(Data extracted from a collection)
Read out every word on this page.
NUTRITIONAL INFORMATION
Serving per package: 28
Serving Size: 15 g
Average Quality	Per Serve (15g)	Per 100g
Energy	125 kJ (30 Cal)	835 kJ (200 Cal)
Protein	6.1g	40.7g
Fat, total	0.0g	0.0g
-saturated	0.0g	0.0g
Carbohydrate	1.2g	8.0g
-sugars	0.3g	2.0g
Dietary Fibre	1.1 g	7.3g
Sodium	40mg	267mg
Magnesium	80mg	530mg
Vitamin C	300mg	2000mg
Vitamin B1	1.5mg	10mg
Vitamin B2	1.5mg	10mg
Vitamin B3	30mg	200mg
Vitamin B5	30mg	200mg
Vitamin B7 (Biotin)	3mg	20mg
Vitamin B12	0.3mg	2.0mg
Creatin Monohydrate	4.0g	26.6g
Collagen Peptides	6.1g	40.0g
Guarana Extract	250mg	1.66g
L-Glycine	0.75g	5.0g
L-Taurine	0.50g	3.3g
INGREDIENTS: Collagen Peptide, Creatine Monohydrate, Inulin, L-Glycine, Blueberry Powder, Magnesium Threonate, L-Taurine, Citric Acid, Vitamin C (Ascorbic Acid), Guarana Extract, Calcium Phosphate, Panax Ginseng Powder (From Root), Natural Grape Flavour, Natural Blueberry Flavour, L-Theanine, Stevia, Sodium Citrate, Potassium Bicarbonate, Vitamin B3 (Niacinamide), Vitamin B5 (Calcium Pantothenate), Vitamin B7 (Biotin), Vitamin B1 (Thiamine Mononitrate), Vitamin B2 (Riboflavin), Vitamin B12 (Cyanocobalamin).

- [BRIEF]:
For each record above, print an exact copy.

- [ANSWER SECTION]:
Read out every word on this page.
NUTRITIONAL INFORMATION
Serving per package: 28
Serving Size: 15 g
Average Quality	Per Serve (15g)	Per 100g
Energy	125 kJ (30 Cal)	835 kJ (200 Cal)
Protein	6.1g	40.7g
Fat, total	0.0g	0.0g
-saturated	0.0g	0.0g
Carbohydrate	1.2g	8.0g
-sugars	0.3g	2.0g
Dietary Fibre	1.1 g	7.3g
Sodium	40mg	267mg
Magnesium	80mg	530mg
Vitamin C	300mg	2000mg
Vitamin B1	1.5mg	10mg
Vitamin B2	1.5mg	10mg
Vitamin B3	30mg	200mg
Vitamin B5	30mg	200mg
Vitamin B7 (Biotin)	3mg	20mg
Vitamin B12	0.3mg	2.0mg
Creatin Monohydrate	4.0g	26.6g
Collagen Peptides	6.1g	40.0g
Guarana Extract	250mg	1.66g
L-Glycine	0.75g	5.0g
L-Taurine	0.50g	3.3g
INGREDIENTS: Collagen Peptide, Creatine Monohydrate, Inulin, L-Glycine, Blueberry Powder, Magnesium Threonate, L-Taurine, Citric Acid, Vitamin C (Ascorbic Acid), Guarana Extract, Calcium Phosphate, Panax Ginseng Powder (From Root), Natural Grape Flavour, Natural Blueberry Flavour, L-Theanine, Stevia, Sodium Citrate, Potassium Bicarbonate, Vitamin B3 (Niacinamide), Vitamin B5 (Calcium Pantothenate), Vitamin B7 (Biotin), Vitamin B1 (Thiamine Mononitrate), Vitamin B2 (Riboflavin), Vitamin B12 (Cyanocobalamin).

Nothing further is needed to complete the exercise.